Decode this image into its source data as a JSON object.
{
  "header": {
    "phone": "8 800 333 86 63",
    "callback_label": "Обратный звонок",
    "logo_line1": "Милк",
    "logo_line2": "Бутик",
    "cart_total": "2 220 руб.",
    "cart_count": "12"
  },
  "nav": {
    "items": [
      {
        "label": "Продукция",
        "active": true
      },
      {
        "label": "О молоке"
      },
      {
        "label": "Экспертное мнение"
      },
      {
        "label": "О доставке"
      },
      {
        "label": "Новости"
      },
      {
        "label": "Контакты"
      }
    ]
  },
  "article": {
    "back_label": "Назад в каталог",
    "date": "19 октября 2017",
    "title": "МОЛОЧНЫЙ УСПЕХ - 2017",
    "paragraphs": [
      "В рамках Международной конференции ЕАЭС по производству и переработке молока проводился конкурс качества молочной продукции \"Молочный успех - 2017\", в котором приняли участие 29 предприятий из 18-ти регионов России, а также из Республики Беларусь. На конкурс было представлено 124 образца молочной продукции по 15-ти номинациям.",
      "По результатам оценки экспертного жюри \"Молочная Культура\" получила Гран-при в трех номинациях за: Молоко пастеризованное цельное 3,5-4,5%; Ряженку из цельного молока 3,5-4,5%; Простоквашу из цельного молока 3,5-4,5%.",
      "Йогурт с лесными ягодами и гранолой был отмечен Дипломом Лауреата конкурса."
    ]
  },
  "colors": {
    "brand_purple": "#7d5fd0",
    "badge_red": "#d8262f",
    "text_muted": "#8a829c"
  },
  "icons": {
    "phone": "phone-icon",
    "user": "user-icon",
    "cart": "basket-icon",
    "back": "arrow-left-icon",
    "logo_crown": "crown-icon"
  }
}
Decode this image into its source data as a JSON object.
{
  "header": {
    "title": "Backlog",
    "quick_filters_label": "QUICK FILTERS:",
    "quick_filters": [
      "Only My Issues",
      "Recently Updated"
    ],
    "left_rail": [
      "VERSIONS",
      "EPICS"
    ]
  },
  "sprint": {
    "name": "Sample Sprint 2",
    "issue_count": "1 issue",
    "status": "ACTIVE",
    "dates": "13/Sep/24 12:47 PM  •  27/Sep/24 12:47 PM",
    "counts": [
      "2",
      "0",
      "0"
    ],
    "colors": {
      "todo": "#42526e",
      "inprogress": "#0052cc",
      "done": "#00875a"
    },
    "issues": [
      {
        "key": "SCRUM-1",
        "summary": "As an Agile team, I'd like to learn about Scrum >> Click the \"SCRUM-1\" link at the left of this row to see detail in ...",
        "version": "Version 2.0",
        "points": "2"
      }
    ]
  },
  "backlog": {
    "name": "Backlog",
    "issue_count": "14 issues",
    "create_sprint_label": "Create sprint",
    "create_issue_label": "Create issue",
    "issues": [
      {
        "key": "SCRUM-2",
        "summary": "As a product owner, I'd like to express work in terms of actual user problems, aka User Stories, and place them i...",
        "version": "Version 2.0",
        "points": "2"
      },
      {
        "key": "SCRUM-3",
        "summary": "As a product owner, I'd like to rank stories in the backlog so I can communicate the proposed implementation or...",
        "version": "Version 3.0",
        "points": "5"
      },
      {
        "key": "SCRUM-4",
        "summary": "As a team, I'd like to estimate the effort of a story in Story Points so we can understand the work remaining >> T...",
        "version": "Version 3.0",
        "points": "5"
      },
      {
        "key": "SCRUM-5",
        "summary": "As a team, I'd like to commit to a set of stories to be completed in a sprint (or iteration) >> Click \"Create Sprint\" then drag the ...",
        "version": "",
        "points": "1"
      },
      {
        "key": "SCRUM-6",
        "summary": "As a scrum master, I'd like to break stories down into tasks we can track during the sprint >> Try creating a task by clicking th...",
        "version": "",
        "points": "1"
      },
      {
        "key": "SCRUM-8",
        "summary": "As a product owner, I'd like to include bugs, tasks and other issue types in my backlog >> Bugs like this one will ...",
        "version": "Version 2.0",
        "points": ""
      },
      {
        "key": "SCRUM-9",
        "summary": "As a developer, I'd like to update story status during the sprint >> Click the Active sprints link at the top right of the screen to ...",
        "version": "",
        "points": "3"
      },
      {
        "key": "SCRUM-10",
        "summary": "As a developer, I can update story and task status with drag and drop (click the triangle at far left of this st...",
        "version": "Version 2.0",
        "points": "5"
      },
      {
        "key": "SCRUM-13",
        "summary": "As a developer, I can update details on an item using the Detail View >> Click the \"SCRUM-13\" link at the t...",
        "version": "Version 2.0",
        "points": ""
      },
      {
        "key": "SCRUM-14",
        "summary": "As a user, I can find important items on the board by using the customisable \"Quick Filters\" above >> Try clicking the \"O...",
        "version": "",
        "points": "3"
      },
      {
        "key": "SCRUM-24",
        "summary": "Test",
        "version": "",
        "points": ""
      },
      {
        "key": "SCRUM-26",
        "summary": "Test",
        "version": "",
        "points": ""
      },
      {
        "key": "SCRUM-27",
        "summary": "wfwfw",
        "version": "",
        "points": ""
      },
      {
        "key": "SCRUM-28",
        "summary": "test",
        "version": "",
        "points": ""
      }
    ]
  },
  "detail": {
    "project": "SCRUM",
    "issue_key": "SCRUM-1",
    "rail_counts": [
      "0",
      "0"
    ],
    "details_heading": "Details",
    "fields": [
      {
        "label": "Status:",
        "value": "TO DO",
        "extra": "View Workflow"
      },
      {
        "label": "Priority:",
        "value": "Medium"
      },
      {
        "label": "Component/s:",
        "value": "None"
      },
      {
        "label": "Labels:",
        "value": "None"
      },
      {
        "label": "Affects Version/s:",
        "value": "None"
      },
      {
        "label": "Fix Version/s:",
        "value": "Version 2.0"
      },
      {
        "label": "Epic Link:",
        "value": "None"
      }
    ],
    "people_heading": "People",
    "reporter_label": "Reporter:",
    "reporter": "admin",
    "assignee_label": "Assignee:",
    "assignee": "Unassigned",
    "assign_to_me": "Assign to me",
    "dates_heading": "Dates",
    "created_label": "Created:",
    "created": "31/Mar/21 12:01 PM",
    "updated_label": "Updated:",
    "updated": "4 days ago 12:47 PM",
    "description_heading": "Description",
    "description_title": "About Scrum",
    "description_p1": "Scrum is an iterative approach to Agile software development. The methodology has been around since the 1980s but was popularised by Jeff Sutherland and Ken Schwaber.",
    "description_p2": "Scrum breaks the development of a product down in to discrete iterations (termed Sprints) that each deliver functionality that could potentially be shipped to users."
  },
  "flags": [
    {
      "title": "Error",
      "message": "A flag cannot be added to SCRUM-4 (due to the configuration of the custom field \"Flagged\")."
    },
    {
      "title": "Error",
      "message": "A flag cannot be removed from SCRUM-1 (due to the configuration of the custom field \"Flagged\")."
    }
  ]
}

- - - - -

▶ _The request_
Exactly reproduce every line of the records.

▶ _Written answer_
Decode this image into its source data as a JSON object.
{
  "header": {
    "phone": "8 800 333 86 63",
    "callback_label": "Обратный звонок",
    "logo_line1": "Милк",
    "logo_line2": "Бутик",
    "cart_total": "2 220 руб.",
    "cart_count": "12"
  },
  "nav": {
    "items": [
      {
        "label": "Продукция",
        "active": true
      },
      {
        "label": "О молоке"
      },
      {
        "label": "Экспертное мнение"
      },
      {
        "label": "О доставке"
      },
      {
        "label": "Новости"
      },
      {
        "label": "Контакты"
      }
    ]
  },
  "article": {
    "back_label": "Назад в каталог",
    "date": "19 октября 2017",
    "title": "МОЛОЧНЫЙ УСПЕХ - 2017",
    "paragraphs": [
      "В рамках Международной конференции ЕАЭС по производству и переработке молока проводился конкурс качества молочной продукции \"Молочный успех - 2017\", в котором приняли участие 29 предприятий из 18-ти регионов России, а также из Республики Беларусь. На конкурс было представлено 124 образца молочной продукции по 15-ти номинациям.",
      "По результатам оценки экспертного жюри \"Молочная Культура\" получила Гран-при в трех номинациях за: Молоко пастеризованное цельное 3,5-4,5%; Ряженку из цельного молока 3,5-4,5%; Простоквашу из цельного молока 3,5-4,5%.",
      "Йогурт с лесными ягодами и гранолой был отмечен Дипломом Лауреата конкурса."
    ]
  },
  "colors": {
    "brand_purple": "#7d5fd0",
    "badge_red": "#d8262f",
    "text_muted": "#8a829c"
  },
  "icons": {
    "phone": "phone-icon",
    "user": "user-icon",
    "cart": "basket-icon",
    "back": "arrow-left-icon",
    "logo_crown": "crown-icon"
  }
}
Decode this image into its source data as a JSON object.
{
  "header": {
    "title": "Backlog",
    "quick_filters_label": "QUICK FILTERS:",
    "quick_filters": [
      "Only My Issues",
      "Recently Updated"
    ],
    "left_rail": [
      "VERSIONS",
      "EPICS"
    ]
  },
  "sprint": {
    "name": "Sample Sprint 2",
    "issue_count": "1 issue",
    "status": "ACTIVE",
    "dates": "13/Sep/24 12:47 PM  •  27/Sep/24 12:47 PM",
    "counts": [
      "2",
      "0",
      "0"
    ],
    "colors": {
      "todo": "#42526e",
      "inprogress": "#0052cc",
      "done": "#00875a"
    },
    "issues": [
      {
        "key": "SCRUM-1",
        "summary": "As an Agile team, I'd like to learn about Scrum >> Click the \"SCRUM-1\" link at the left of this row to see detail in ...",
        "version": "Version 2.0",
        "points": "2"
      }
    ]
  },
  "backlog": {
    "name": "Backlog",
    "issue_count": "14 issues",
    "create_sprint_label": "Create sprint",
    "create_issue_label": "Create issue",
    "issues": [
      {
        "key": "SCRUM-2",
        "summary": "As a product owner, I'd like to express work in terms of actual user problems, aka User Stories, and place them i...",
        "version": "Version 2.0",
        "points": "2"
      },
      {
        "key": "SCRUM-3",
        "summary": "As a product owner, I'd like to rank stories in the backlog so I can communicate the proposed implementation or...",
        "version": "Version 3.0",
        "points": "5"
      },
      {
        "key": "SCRUM-4",
        "summary": "As a team, I'd like to estimate the effort of a story in Story Points so we can understand the work remaining >> T...",
        "version": "Version 3.0",
        "points": "5"
      },
      {
        "key": "SCRUM-5",
        "summary": "As a team, I'd like to commit to a set of stories to be completed in a sprint (or iteration) >> Click \"Create Sprint\" then drag the ...",
        "version": "",
        "points": "1"
      },
      {
        "key": "SCRUM-6",
        "summary": "As a scrum master, I'd like to break stories down into tasks we can track during the sprint >> Try creating a task by clicking th...",
        "version": "",
        "points": "1"
      },
      {
        "key": "SCRUM-8",
        "summary": "As a product owner, I'd like to include bugs, tasks and other issue types in my backlog >> Bugs like this one will ...",
        "version": "Version 2.0",
        "points": ""
      },
      {
        "key": "SCRUM-9",
        "summary": "As a developer, I'd like to update story status during the sprint >> Click the Active sprints link at the top right of the screen to ...",
        "version": "",
        "points": "3"
      },
      {
        "key": "SCRUM-10",
        "summary": "As a developer, I can update story and task status with drag and drop (click the triangle at far left of this st...",
        "version": "Version 2.0",
        "points": "5"
      },
      {
        "key": "SCRUM-13",
        "summary": "As a developer, I can update details on an item using the Detail View >> Click the \"SCRUM-13\" link at the t...",
        "version": "Version 2.0",
        "points": ""
      },
      {
        "key": "SCRUM-14",
        "summary": "As a user, I can find important items on the board by using the customisable \"Quick Filters\" above >> Try clicking the \"O...",
        "version": "",
        "points": "3"
      },
      {
        "key": "SCRUM-24",
        "summary": "Test",
        "version": "",
        "points": ""
      },
      {
        "key": "SCRUM-26",
        "summary": "Test",
        "version": "",
        "points": ""
      },
      {
        "key": "SCRUM-27",
        "summary": "wfwfw",
        "version": "",
        "points": ""
      },
      {
        "key": "SCRUM-28",
        "summary": "test",
        "version": "",
        "points": ""
      }
    ]
  },
  "detail": {
    "project": "SCRUM",
    "issue_key": "SCRUM-1",
    "rail_counts": [
      "0",
      "0"
    ],
    "details_heading": "Details",
    "fields": [
      {
        "label": "Status:",
        "value": "TO DO",
        "extra": "View Workflow"
      },
      {
        "label": "Priority:",
        "value": "Medium"
      },
      {
        "label": "Component/s:",
        "value": "None"
      },
      {
        "label": "Labels:",
        "value": "None"
      },
      {
        "label": "Affects Version/s:",
        "value": "None"
      },
      {
        "label": "Fix Version/s:",
        "value": "Version 2.0"
      },
      {
        "label": "Epic Link:",
        "value": "None"
      }
    ],
    "people_heading": "People",
    "reporter_label": "Reporter:",
    "reporter": "admin",
    "assignee_label": "Assignee:",
    "assignee": "Unassigned",
    "assign_to_me": "Assign to me",
    "dates_heading": "Dates",
    "created_label": "Created:",
    "created": "31/Mar/21 12:01 PM",
    "updated_label": "Updated:",
    "updated": "4 days ago 12:47 PM",
    "description_heading": "Description",
    "description_title": "About Scrum",
    "description_p1": "Scrum is an iterative approach to Agile software development. The methodology has been around since the 1980s but was popularised by Jeff Sutherland and Ken Schwaber.",
    "description_p2": "Scrum breaks the development of a product down in to discrete iterations (termed Sprints) that each deliver functionality that could potentially be shipped to users."
  },
  "flags": [
    {
      "title": "Error",
      "message": "A flag cannot be added to SCRUM-4 (due to the configuration of the custom field \"Flagged\")."
    },
    {
      "title": "Error",
      "message": "A flag cannot be removed from SCRUM-1 (due to the configuration of the custom field \"Flagged\")."
    }
  ]
}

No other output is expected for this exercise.